WHAT IS REQUIRED
Every line of the listing below is to be duplicated exactly, with the pictures left out.

SUPPLIED INFORMATION
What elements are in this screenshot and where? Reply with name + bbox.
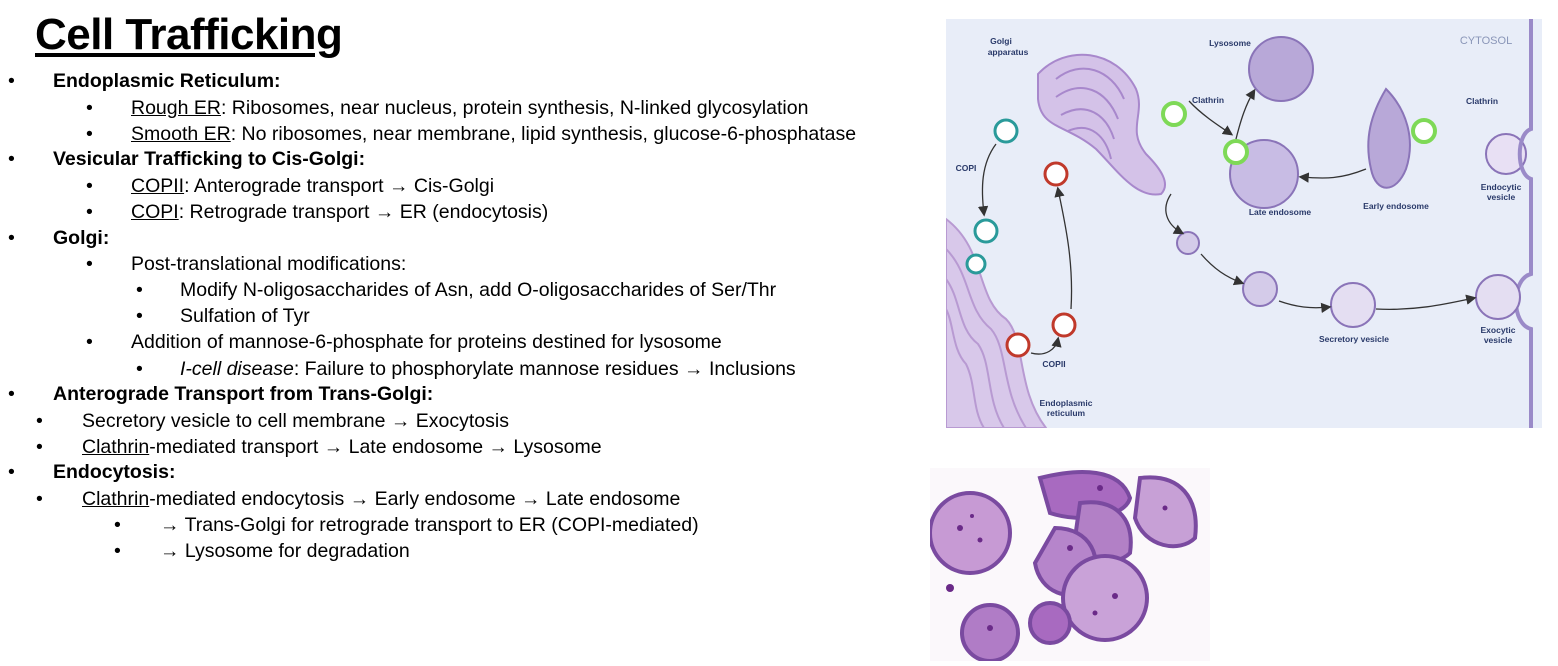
apparatus-label: apparatus [988,47,1029,57]
rough-er-line: Rough ER: Ribosomes, near nucleus, prote… [131,96,808,120]
bullet: • [136,279,143,301]
bullet: • [36,436,43,458]
cell-membrane [1514,19,1533,428]
transport-vesicle [1242,271,1278,307]
secretory-vesicle-illustration [1330,282,1376,328]
bullet: • [114,540,121,562]
smooth-er-term: Smooth ER [131,123,231,145]
endo-2-line: → Lysosome for degradation [160,540,410,562]
clathrin-text: -mediated transport → Late endosome → Ly… [149,436,602,458]
lysosome-illustration [1248,36,1314,102]
bullet: • [36,488,43,510]
anterograde-heading: Anterograde Transport from Trans-Golgi: [53,383,434,405]
trafficking-diagram: Golgi apparatus Lysosome CYTOSOL Clathri… [945,19,1542,429]
clathrin-label: Clathrin [1466,96,1498,106]
micrograph-image [928,468,1210,663]
secretory-line: Secretory vesicle to cell membrane → Exo… [82,410,509,432]
secretory-vesicle-label: Secretory vesicle [1319,334,1389,344]
endo-text: -mediated endocytosis → Early endosome →… [149,488,681,510]
er-heading: Endoplasmic Reticulum: [53,70,281,92]
ptm-2-line: Sulfation of Tyr [180,305,310,327]
copii-term: COPII [131,175,185,197]
bullet: • [86,253,93,275]
bullet: • [8,383,15,405]
bullet: • [8,148,15,170]
early-endosome-illustration [1367,87,1411,189]
endo-line: Clathrin-mediated endocytosis → Early en… [82,487,680,511]
trafficking-diagram-svg: Golgi apparatus Lysosome CYTOSOL Clathri… [945,19,1533,429]
golgi-label: Golgi [990,36,1012,46]
icell-term: I-cell disease [180,358,294,380]
bullet: • [8,70,15,92]
bullet: • [8,461,15,483]
transport-arrows [977,88,1477,355]
vesicle-label: vesicle [1484,335,1513,345]
copii-text: : Anterograde transport → Cis-Golgi [184,175,495,197]
endo-1-line: → Trans-Golgi for retrograde transport t… [160,514,699,536]
endo-term: Clathrin [82,488,150,510]
bullet: • [86,331,93,353]
bullet: • [86,123,93,145]
clathrin-term: Clathrin [82,436,150,458]
clathrin-label: Clathrin [1192,95,1224,105]
smooth-er-line: Smooth ER: No ribosomes, near membrane, … [131,122,856,146]
outline: • Endoplasmic Reticulum: • Rough ER: Rib… [8,70,856,562]
vesicle-label: vesicle [1487,192,1516,202]
m6p-line: Addition of mannose-6-phosphate for prot… [131,331,722,353]
endocytosis-heading: Endocytosis: [53,461,176,483]
copi-line: COPI: Retrograde transport → ER (endocyt… [131,200,548,224]
endoplasmic-label: Endoplasmic [1040,398,1093,408]
er-illustration [945,216,1049,429]
transport-vesicle [1176,231,1200,255]
copi-vesicles [965,118,1019,275]
ptm-line: Post-translational modifications: [131,253,407,275]
page-title: Cell Trafficking [35,10,343,59]
bullet: • [8,227,15,249]
lysosome-label: Lysosome [1209,38,1251,48]
copii-line: COPII: Anterograde transport → Cis-Golgi [131,174,494,198]
copii-vesicles [1005,161,1077,358]
smooth-er-text: : No ribosomes, near membrane, lipid syn… [230,123,857,145]
reticulum-label: reticulum [1047,408,1086,418]
rough-er-term: Rough ER [131,97,221,119]
late-endosome-label: Late endosome [1249,207,1312,217]
cytosol-label: CYTOSOL [1460,35,1512,47]
bullet: • [36,410,43,432]
vesicular-heading: Vesicular Trafficking to Cis-Golgi: [53,148,366,170]
copi-text: : Retrograde transport → ER (endocytosis… [178,201,549,223]
copii-label: COPII [1042,359,1065,369]
rough-er-text: : Ribosomes, near nucleus, protein synth… [220,97,809,119]
micrograph-svg [928,468,1210,663]
copi-term: COPI [131,201,179,223]
endocytic-label: Endocytic [1481,182,1522,192]
golgi-heading: Golgi: [53,227,110,249]
bullet: • [136,305,143,327]
icell-line: I-cell disease: Failure to phosphorylate… [180,357,796,381]
bullet: • [114,514,121,536]
golgi-illustration [1037,53,1166,196]
bullet: • [86,201,93,223]
bullet: • [86,97,93,119]
bullet: • [136,358,143,380]
early-endosome-label: Early endosome [1363,201,1429,211]
exocytic-label: Exocytic [1481,325,1516,335]
clathrin-vesicles [1161,101,1437,165]
ptm-1-line: Modify N-oligosaccharides of Asn, add O-… [180,279,777,301]
bullet: • [86,175,93,197]
exocytic-vesicle-illustration [1475,274,1521,320]
copi-label: COPI [956,163,977,173]
endocytic-vesicle-illustration [1485,133,1527,175]
icell-text: : Failure to phosphorylate mannose resid… [293,358,796,380]
clathrin-line: Clathrin-mediated transport → Late endos… [82,435,602,459]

ANSWER FOR THE TASK
What elements are in this screenshot and where? Reply with name + bbox.
apparatus-label: apparatus [988,47,1029,57]
rough-er-line: Rough ER: Ribosomes, near nucleus, prote… [131,96,808,120]
bullet: • [136,279,143,301]
bullet: • [36,436,43,458]
cell-membrane [1514,19,1533,428]
transport-vesicle [1242,271,1278,307]
secretory-vesicle-illustration [1330,282,1376,328]
bullet: • [114,540,121,562]
smooth-er-term: Smooth ER [131,123,231,145]
endo-2-line: → Lysosome for degradation [160,540,410,562]
clathrin-text: -mediated transport → Late endosome → Ly… [149,436,602,458]
lysosome-illustration [1248,36,1314,102]
bullet: • [36,488,43,510]
anterograde-heading: Anterograde Transport from Trans-Golgi: [53,383,434,405]
trafficking-diagram: Golgi apparatus Lysosome CYTOSOL Clathri… [945,19,1542,429]
clathrin-label: Clathrin [1466,96,1498,106]
micrograph-image [928,468,1210,663]
secretory-line: Secretory vesicle to cell membrane → Exo… [82,410,509,432]
secretory-vesicle-label: Secretory vesicle [1319,334,1389,344]
endo-text: -mediated endocytosis → Early endosome →… [149,488,681,510]
er-heading: Endoplasmic Reticulum: [53,70,281,92]
ptm-2-line: Sulfation of Tyr [180,305,310,327]
copii-term: COPII [131,175,185,197]
bullet: • [86,253,93,275]
bullet: • [8,383,15,405]
bullet: • [8,148,15,170]
early-endosome-illustration [1367,87,1411,189]
endo-line: Clathrin-mediated endocytosis → Early en… [82,487,680,511]
trafficking-diagram-svg: Golgi apparatus Lysosome CYTOSOL Clathri… [945,19,1533,429]
golgi-label: Golgi [990,36,1012,46]
icell-term: I-cell disease [180,358,294,380]
bullet: • [8,70,15,92]
bullet: • [8,461,15,483]
transport-arrows [977,88,1477,355]
vesicle-label: vesicle [1484,335,1513,345]
copii-text: : Anterograde transport → Cis-Golgi [184,175,495,197]
endo-1-line: → Trans-Golgi for retrograde transport t… [160,514,699,536]
endo-term: Clathrin [82,488,150,510]
bullet: • [86,331,93,353]
bullet: • [86,123,93,145]
clathrin-term: Clathrin [82,436,150,458]
clathrin-label: Clathrin [1192,95,1224,105]
smooth-er-line: Smooth ER: No ribosomes, near membrane, … [131,122,856,146]
outline: • Endoplasmic Reticulum: • Rough ER: Rib… [8,70,856,562]
vesicle-label: vesicle [1487,192,1516,202]
m6p-line: Addition of mannose-6-phosphate for prot… [131,331,722,353]
endocytosis-heading: Endocytosis: [53,461,176,483]
copi-line: COPI: Retrograde transport → ER (endocyt… [131,200,548,224]
endoplasmic-label: Endoplasmic [1040,398,1093,408]
er-illustration [945,216,1049,429]
transport-vesicle [1176,231,1200,255]
copi-vesicles [965,118,1019,275]
ptm-line: Post-translational modifications: [131,253,407,275]
page-title: Cell Trafficking [35,10,343,59]
bullet: • [8,227,15,249]
lysosome-label: Lysosome [1209,38,1251,48]
copii-line: COPII: Anterograde transport → Cis-Golgi [131,174,494,198]
copii-vesicles [1005,161,1077,358]
smooth-er-text: : No ribosomes, near membrane, lipid syn… [230,123,857,145]
reticulum-label: reticulum [1047,408,1086,418]
rough-er-term: Rough ER [131,97,221,119]
late-endosome-label: Late endosome [1249,207,1312,217]
cytosol-label: CYTOSOL [1460,35,1512,47]
bullet: • [36,410,43,432]
vesicular-heading: Vesicular Trafficking to Cis-Golgi: [53,148,366,170]
copi-text: : Retrograde transport → ER (endocytosis… [178,201,549,223]
copii-label: COPII [1042,359,1065,369]
rough-er-text: : Ribosomes, near nucleus, protein synth… [220,97,809,119]
micrograph-svg [928,468,1210,663]
copi-term: COPI [131,201,179,223]
endocytic-label: Endocytic [1481,182,1522,192]
golgi-heading: Golgi: [53,227,110,249]
bullet: • [136,305,143,327]
icell-line: I-cell disease: Failure to phosphorylate… [180,357,796,381]
bullet: • [114,514,121,536]
golgi-illustration [1037,53,1166,196]
bullet: • [86,201,93,223]
bullet: • [86,97,93,119]
bullet: • [136,358,143,380]
early-endosome-label: Early endosome [1363,201,1429,211]
exocytic-label: Exocytic [1481,325,1516,335]
clathrin-vesicles [1161,101,1437,165]
ptm-1-line: Modify N-oligosaccharides of Asn, add O-… [180,279,777,301]
bullet: • [86,175,93,197]
exocytic-vesicle-illustration [1475,274,1521,320]
copi-label: COPI [956,163,977,173]
endocytic-vesicle-illustration [1485,133,1527,175]
icell-text: : Failure to phosphorylate mannose resid… [293,358,796,380]
clathrin-line: Clathrin-mediated transport → Late endos… [82,435,602,459]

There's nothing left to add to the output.